(EXERCISE DETAILS):
Determine how many lines in the entries below include "JSON". The reply should be that number and nothing else.

** START RECORDS SHOWN **

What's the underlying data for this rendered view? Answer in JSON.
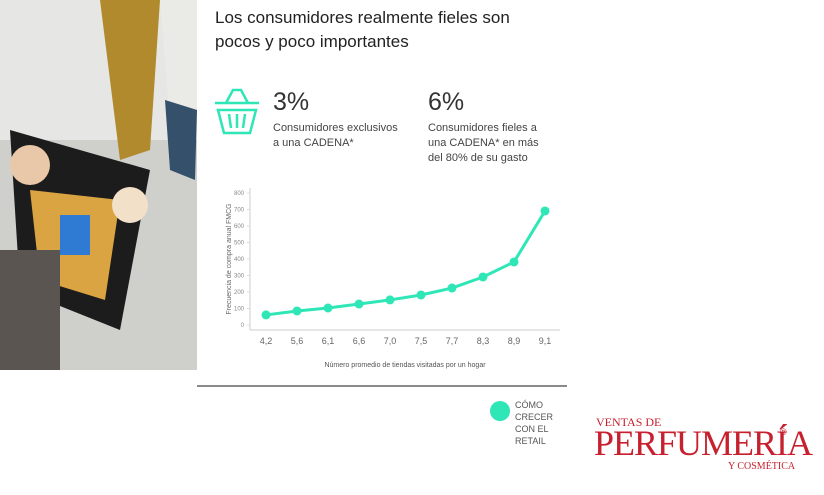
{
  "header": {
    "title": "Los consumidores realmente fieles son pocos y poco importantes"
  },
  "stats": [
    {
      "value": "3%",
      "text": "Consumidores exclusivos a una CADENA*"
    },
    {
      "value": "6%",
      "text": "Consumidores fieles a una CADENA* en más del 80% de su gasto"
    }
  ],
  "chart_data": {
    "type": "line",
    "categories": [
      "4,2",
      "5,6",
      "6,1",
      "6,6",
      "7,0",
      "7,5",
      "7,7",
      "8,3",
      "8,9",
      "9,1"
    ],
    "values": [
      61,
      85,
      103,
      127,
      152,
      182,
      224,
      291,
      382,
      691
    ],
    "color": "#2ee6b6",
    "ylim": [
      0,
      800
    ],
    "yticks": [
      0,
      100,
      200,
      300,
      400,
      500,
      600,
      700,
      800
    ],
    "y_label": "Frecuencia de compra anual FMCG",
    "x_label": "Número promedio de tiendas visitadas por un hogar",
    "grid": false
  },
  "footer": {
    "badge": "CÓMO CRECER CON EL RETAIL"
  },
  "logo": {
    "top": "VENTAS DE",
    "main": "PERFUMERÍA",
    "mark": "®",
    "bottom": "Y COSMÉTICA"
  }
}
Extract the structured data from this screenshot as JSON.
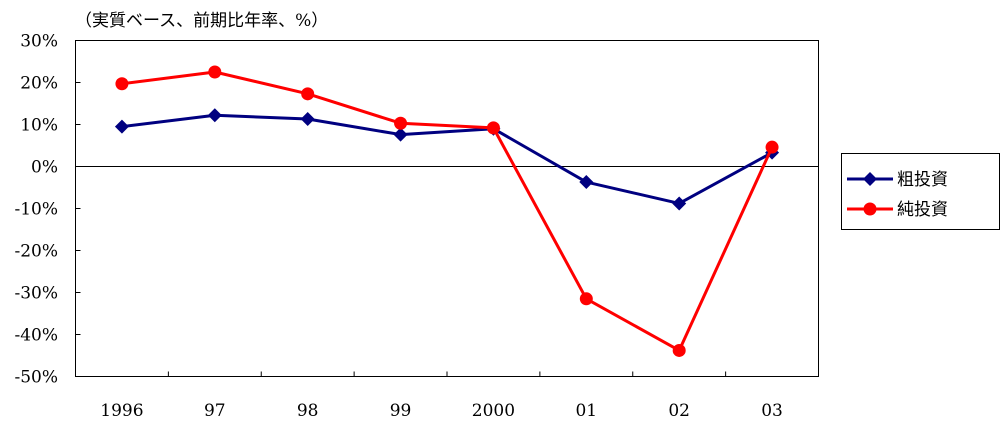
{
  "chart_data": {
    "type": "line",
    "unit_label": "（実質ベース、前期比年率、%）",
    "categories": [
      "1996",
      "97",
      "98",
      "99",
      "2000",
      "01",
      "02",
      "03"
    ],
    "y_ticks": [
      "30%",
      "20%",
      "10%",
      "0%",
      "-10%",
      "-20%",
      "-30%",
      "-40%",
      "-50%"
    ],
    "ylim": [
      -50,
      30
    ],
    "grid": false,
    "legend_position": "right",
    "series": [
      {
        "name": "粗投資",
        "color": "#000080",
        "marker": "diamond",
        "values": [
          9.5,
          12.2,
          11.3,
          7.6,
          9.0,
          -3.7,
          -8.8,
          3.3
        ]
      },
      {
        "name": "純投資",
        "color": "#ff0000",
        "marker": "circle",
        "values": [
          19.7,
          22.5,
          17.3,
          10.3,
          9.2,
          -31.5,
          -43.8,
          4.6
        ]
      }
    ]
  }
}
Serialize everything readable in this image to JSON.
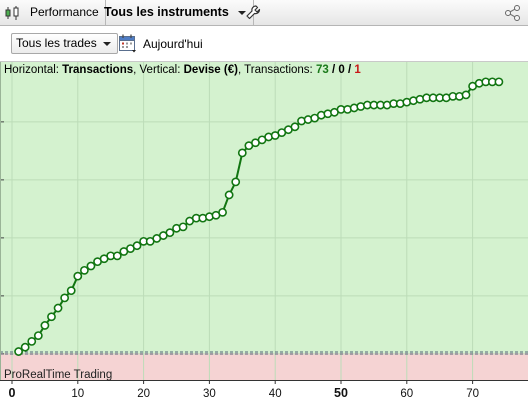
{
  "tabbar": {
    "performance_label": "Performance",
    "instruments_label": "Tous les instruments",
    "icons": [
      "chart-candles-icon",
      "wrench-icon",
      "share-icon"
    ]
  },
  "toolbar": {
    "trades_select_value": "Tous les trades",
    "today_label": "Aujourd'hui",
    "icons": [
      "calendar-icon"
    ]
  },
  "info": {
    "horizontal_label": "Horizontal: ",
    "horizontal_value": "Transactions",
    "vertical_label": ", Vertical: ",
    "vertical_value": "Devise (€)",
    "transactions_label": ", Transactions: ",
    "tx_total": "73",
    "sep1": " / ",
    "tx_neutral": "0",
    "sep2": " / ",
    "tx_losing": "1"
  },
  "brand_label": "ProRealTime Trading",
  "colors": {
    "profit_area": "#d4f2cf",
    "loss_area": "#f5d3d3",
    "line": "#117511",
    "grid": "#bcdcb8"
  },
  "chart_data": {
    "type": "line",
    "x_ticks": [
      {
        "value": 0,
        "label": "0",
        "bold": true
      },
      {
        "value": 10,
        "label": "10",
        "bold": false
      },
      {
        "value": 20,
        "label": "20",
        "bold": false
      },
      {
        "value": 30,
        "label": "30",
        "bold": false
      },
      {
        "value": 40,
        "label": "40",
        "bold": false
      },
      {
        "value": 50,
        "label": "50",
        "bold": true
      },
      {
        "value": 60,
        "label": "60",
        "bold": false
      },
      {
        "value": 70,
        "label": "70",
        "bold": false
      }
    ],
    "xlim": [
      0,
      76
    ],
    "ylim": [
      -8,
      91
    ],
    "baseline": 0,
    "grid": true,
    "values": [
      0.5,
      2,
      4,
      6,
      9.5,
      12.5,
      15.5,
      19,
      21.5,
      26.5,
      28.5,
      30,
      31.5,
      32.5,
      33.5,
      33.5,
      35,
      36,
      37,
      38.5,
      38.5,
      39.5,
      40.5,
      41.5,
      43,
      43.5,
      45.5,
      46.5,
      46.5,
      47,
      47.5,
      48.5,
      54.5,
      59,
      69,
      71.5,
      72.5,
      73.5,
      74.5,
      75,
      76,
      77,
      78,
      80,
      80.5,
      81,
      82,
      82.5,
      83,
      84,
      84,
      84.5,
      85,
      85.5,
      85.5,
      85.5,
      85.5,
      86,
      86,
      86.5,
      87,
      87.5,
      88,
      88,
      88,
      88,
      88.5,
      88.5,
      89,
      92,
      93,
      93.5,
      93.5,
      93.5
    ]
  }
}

** END RECORDS SHOWN **

(SOLUTION):
3